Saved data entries
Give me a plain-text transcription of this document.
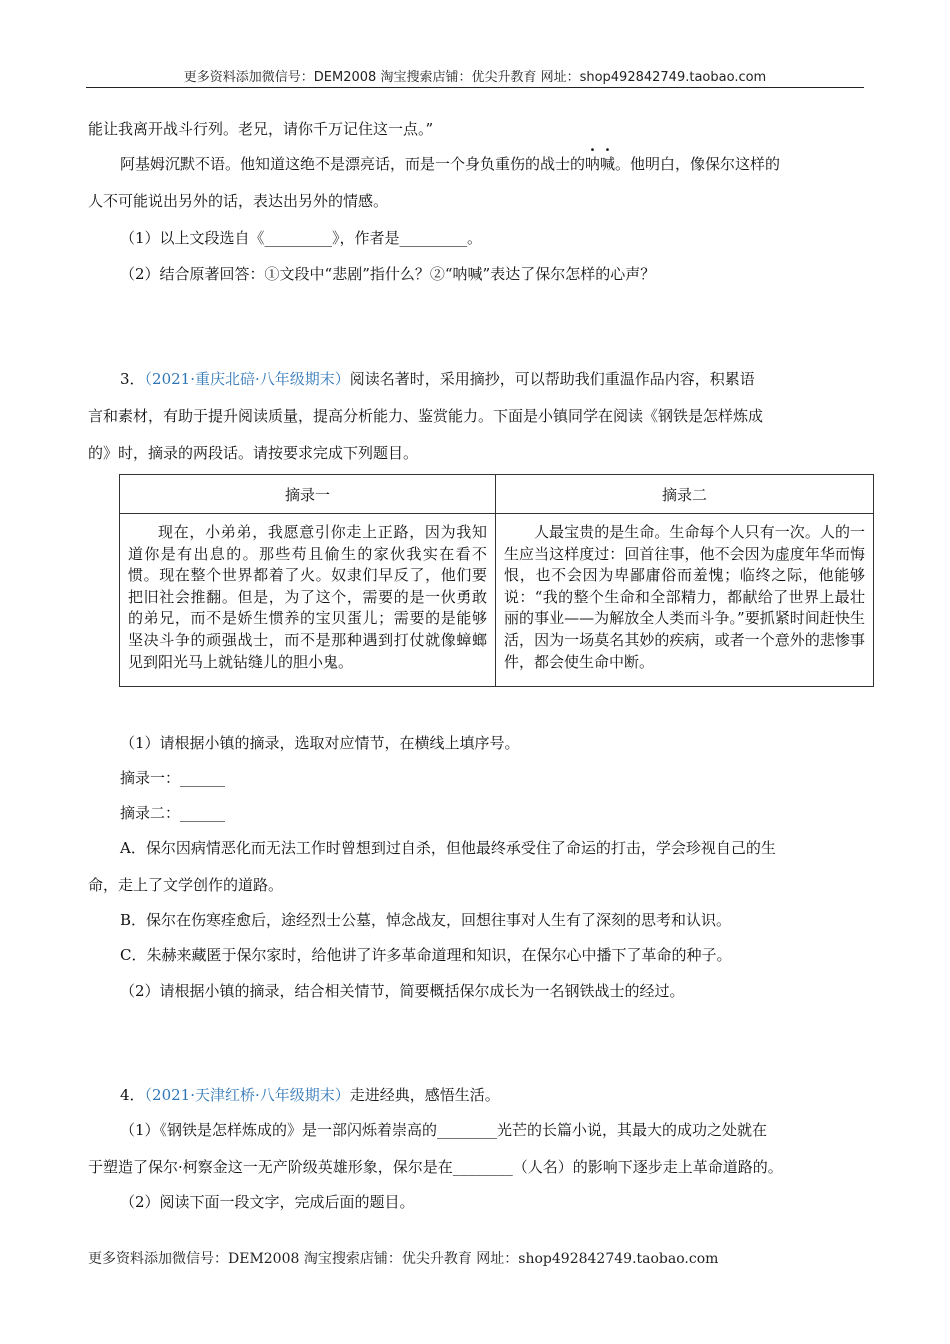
更多资料添加微信号：DEM2008 淘宝搜索店铺：优尖升教育 网址：shop492842749.taobao.com
能让我离开战斗行列。老兄，请你千万记住这一点。”
阿基姆沉默不语。他知道这绝不是漂亮话，而是一个身负重伤的战士的呐喊。他明白，像保尔这样的
人不可能说出另外的话，表达出另外的情感。
（1）以上文段选自《_________》，作者是_________。
（2）结合原著回答：①文段中“悲剧”指什么？②“呐喊”表达了保尔怎样的心声？
3．（2021·重庆北碚·八年级期末）阅读名著时，采用摘抄，可以帮助我们重温作品内容，积累语
言和素材，有助于提升阅读质量，提高分析能力、鉴赏能力。下面是小镇同学在阅读《钢铁是怎样炼成
的》时，摘录的两段话。请按要求完成下列题目。
摘录一	摘录二
现在，小弟弟，我愿意引你走上正路，因为我知道你是有出息的。那些苟且偷生的家伙我实在看不惯。现在整个世界都着了火。奴隶们早反了，他们要把旧社会推翻。但是，为了这个，需要的是一伙勇敢的弟兄，而不是娇生惯养的宝贝蛋儿；需要的是能够坚决斗争的顽强战士，而不是那种遇到打仗就像蟑螂见到阳光马上就钻缝儿的胆小鬼。	人最宝贵的是生命。生命每个人只有一次。人的一生应当这样度过：回首往事，他不会因为虚度年华而悔恨，也不会因为卑鄙庸俗而羞愧；临终之际，他能够说：“我的整个生命和全部精力，都献给了世界上最壮丽的事业——为解放全人类而斗争。”要抓紧时间赶快生活，因为一场莫名其妙的疾病，或者一个意外的悲惨事件，都会使生命中断。
（1）请根据小镇的摘录，选取对应情节，在横线上填序号。
摘录一：______
摘录二：______
A．保尔因病情恶化而无法工作时曾想到过自杀，但他最终承受住了命运的打击，学会珍视自己的生
命，走上了文学创作的道路。
B．保尔在伤寒痊愈后，途经烈士公墓，悼念战友，回想往事对人生有了深刻的思考和认识。
C．朱赫来藏匿于保尔家时，给他讲了许多革命道理和知识，在保尔心中播下了革命的种子。
（2）请根据小镇的摘录，结合相关情节，简要概括保尔成长为一名钢铁战士的经过。
4．（2021·天津红桥·八年级期末）走进经典，感悟生活。
（1）《钢铁是怎样炼成的》是一部闪烁着崇高的________光芒的长篇小说，其最大的成功之处就在
于塑造了保尔·柯察金这一无产阶级英雄形象，保尔是在________（人名）的影响下逐步走上革命道路的。
（2）阅读下面一段文字，完成后面的题目。
更多资料添加微信号：DEM2008 淘宝搜索店铺：优尖升教育 网址：shop492842749.taobao.com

• **DESCRIPTION OF THE TASK**
Give every line back word for word and leave the pictures out.

• **TASK OUTPUT**
Give me a plain-text transcription of this document.
更多资料添加微信号：DEM2008 淘宝搜索店铺：优尖升教育 网址：shop492842749.taobao.com
能让我离开战斗行列。老兄，请你千万记住这一点。”
阿基姆沉默不语。他知道这绝不是漂亮话，而是一个身负重伤的战士的呐喊。他明白，像保尔这样的
人不可能说出另外的话，表达出另外的情感。
（1）以上文段选自《_________》，作者是_________。
（2）结合原著回答：①文段中“悲剧”指什么？②“呐喊”表达了保尔怎样的心声？
3．（2021·重庆北碚·八年级期末）阅读名著时，采用摘抄，可以帮助我们重温作品内容，积累语
言和素材，有助于提升阅读质量，提高分析能力、鉴赏能力。下面是小镇同学在阅读《钢铁是怎样炼成
的》时，摘录的两段话。请按要求完成下列题目。
摘录一	摘录二
现在，小弟弟，我愿意引你走上正路，因为我知道你是有出息的。那些苟且偷生的家伙我实在看不惯。现在整个世界都着了火。奴隶们早反了，他们要把旧社会推翻。但是，为了这个，需要的是一伙勇敢的弟兄，而不是娇生惯养的宝贝蛋儿；需要的是能够坚决斗争的顽强战士，而不是那种遇到打仗就像蟑螂见到阳光马上就钻缝儿的胆小鬼。	人最宝贵的是生命。生命每个人只有一次。人的一生应当这样度过：回首往事，他不会因为虚度年华而悔恨，也不会因为卑鄙庸俗而羞愧；临终之际，他能够说：“我的整个生命和全部精力，都献给了世界上最壮丽的事业——为解放全人类而斗争。”要抓紧时间赶快生活，因为一场莫名其妙的疾病，或者一个意外的悲惨事件，都会使生命中断。
（1）请根据小镇的摘录，选取对应情节，在横线上填序号。
摘录一：______
摘录二：______
A．保尔因病情恶化而无法工作时曾想到过自杀，但他最终承受住了命运的打击，学会珍视自己的生
命，走上了文学创作的道路。
B．保尔在伤寒痊愈后，途经烈士公墓，悼念战友，回想往事对人生有了深刻的思考和认识。
C．朱赫来藏匿于保尔家时，给他讲了许多革命道理和知识，在保尔心中播下了革命的种子。
（2）请根据小镇的摘录，结合相关情节，简要概括保尔成长为一名钢铁战士的经过。
4．（2021·天津红桥·八年级期末）走进经典，感悟生活。
（1）《钢铁是怎样炼成的》是一部闪烁着崇高的________光芒的长篇小说，其最大的成功之处就在
于塑造了保尔·柯察金这一无产阶级英雄形象，保尔是在________（人名）的影响下逐步走上革命道路的。
（2）阅读下面一段文字，完成后面的题目。
更多资料添加微信号：DEM2008 淘宝搜索店铺：优尖升教育 网址：shop492842749.taobao.com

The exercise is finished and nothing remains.